Extracted records
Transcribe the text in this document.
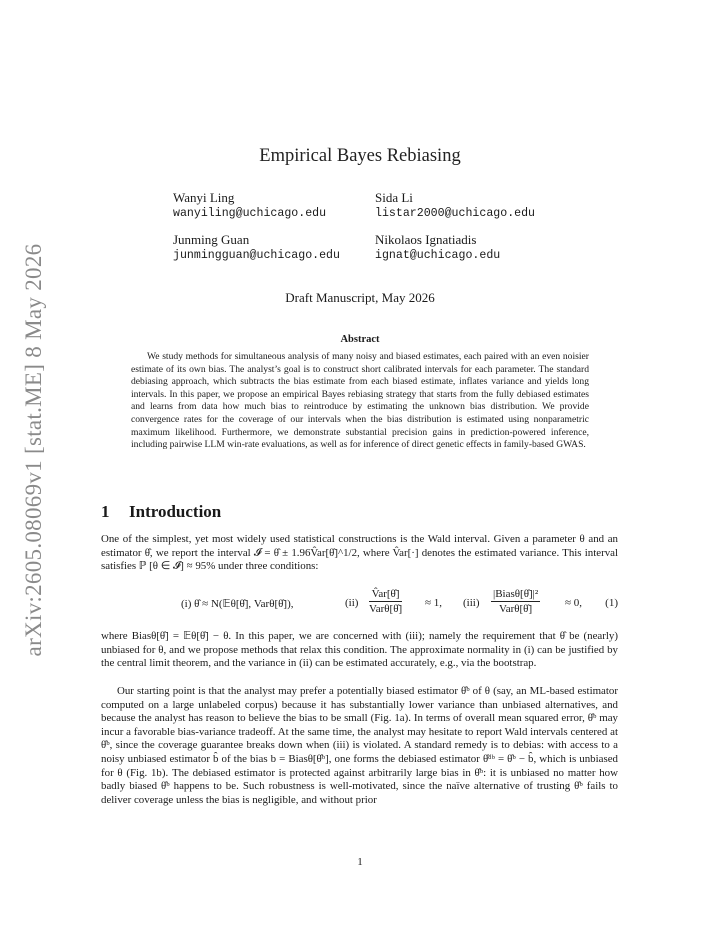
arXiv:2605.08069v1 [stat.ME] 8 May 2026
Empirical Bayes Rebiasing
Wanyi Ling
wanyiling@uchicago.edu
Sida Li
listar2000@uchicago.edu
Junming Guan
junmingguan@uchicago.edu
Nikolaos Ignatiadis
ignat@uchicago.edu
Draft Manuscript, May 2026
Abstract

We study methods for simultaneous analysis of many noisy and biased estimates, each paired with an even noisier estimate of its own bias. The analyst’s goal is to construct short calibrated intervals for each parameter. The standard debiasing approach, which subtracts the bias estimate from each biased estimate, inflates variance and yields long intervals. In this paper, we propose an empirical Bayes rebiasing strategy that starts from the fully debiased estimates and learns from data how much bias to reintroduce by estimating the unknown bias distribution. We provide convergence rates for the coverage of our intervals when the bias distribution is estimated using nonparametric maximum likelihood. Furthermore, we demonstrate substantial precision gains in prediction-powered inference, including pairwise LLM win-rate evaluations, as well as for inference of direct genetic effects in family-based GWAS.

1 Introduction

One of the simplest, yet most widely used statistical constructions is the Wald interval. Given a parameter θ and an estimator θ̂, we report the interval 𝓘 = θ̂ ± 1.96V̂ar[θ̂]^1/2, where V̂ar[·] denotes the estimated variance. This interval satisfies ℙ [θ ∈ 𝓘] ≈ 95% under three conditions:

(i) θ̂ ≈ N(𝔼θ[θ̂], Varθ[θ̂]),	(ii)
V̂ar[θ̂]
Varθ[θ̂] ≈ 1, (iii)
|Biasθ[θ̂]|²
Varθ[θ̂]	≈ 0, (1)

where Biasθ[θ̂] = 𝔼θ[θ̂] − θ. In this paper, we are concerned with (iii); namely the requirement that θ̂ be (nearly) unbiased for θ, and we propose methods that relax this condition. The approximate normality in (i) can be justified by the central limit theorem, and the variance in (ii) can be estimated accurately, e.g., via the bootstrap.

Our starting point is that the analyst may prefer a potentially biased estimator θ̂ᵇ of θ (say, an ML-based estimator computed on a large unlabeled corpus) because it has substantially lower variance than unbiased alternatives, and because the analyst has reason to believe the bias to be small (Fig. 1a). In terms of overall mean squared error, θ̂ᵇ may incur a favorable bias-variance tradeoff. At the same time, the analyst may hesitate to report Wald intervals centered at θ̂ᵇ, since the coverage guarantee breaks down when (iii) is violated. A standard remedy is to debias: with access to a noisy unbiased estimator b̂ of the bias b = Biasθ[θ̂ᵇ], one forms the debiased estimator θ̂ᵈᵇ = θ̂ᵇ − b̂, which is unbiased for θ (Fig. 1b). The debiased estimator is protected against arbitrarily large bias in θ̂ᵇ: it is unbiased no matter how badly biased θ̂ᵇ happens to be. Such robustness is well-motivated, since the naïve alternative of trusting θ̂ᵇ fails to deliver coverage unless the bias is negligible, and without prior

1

## Directive
Nothing in the entries above should change when they are printed again, except that the pictures are dropped.

## Solution
Transcribe the text in this document.
arXiv:2605.08069v1 [stat.ME] 8 May 2026
Empirical Bayes Rebiasing
Wanyi Ling
wanyiling@uchicago.edu
Sida Li
listar2000@uchicago.edu
Junming Guan
junmingguan@uchicago.edu
Nikolaos Ignatiadis
ignat@uchicago.edu
Draft Manuscript, May 2026
Abstract

We study methods for simultaneous analysis of many noisy and biased estimates, each paired with an even noisier estimate of its own bias. The analyst’s goal is to construct short calibrated intervals for each parameter. The standard debiasing approach, which subtracts the bias estimate from each biased estimate, inflates variance and yields long intervals. In this paper, we propose an empirical Bayes rebiasing strategy that starts from the fully debiased estimates and learns from data how much bias to reintroduce by estimating the unknown bias distribution. We provide convergence rates for the coverage of our intervals when the bias distribution is estimated using nonparametric maximum likelihood. Furthermore, we demonstrate substantial precision gains in prediction-powered inference, including pairwise LLM win-rate evaluations, as well as for inference of direct genetic effects in family-based GWAS.

1 Introduction

One of the simplest, yet most widely used statistical constructions is the Wald interval. Given a parameter θ and an estimator θ̂, we report the interval 𝓘 = θ̂ ± 1.96V̂ar[θ̂]^1/2, where V̂ar[·] denotes the estimated variance. This interval satisfies ℙ [θ ∈ 𝓘] ≈ 95% under three conditions:

(i) θ̂ ≈ N(𝔼θ[θ̂], Varθ[θ̂]),	(ii)
V̂ar[θ̂]
Varθ[θ̂] ≈ 1, (iii)
|Biasθ[θ̂]|²
Varθ[θ̂]	≈ 0, (1)

where Biasθ[θ̂] = 𝔼θ[θ̂] − θ. In this paper, we are concerned with (iii); namely the requirement that θ̂ be (nearly) unbiased for θ, and we propose methods that relax this condition. The approximate normality in (i) can be justified by the central limit theorem, and the variance in (ii) can be estimated accurately, e.g., via the bootstrap.

Our starting point is that the analyst may prefer a potentially biased estimator θ̂ᵇ of θ (say, an ML-based estimator computed on a large unlabeled corpus) because it has substantially lower variance than unbiased alternatives, and because the analyst has reason to believe the bias to be small (Fig. 1a). In terms of overall mean squared error, θ̂ᵇ may incur a favorable bias-variance tradeoff. At the same time, the analyst may hesitate to report Wald intervals centered at θ̂ᵇ, since the coverage guarantee breaks down when (iii) is violated. A standard remedy is to debias: with access to a noisy unbiased estimator b̂ of the bias b = Biasθ[θ̂ᵇ], one forms the debiased estimator θ̂ᵈᵇ = θ̂ᵇ − b̂, which is unbiased for θ (Fig. 1b). The debiased estimator is protected against arbitrarily large bias in θ̂ᵇ: it is unbiased no matter how badly biased θ̂ᵇ happens to be. Such robustness is well-motivated, since the naïve alternative of trusting θ̂ᵇ fails to deliver coverage unless the bias is negligible, and without prior

1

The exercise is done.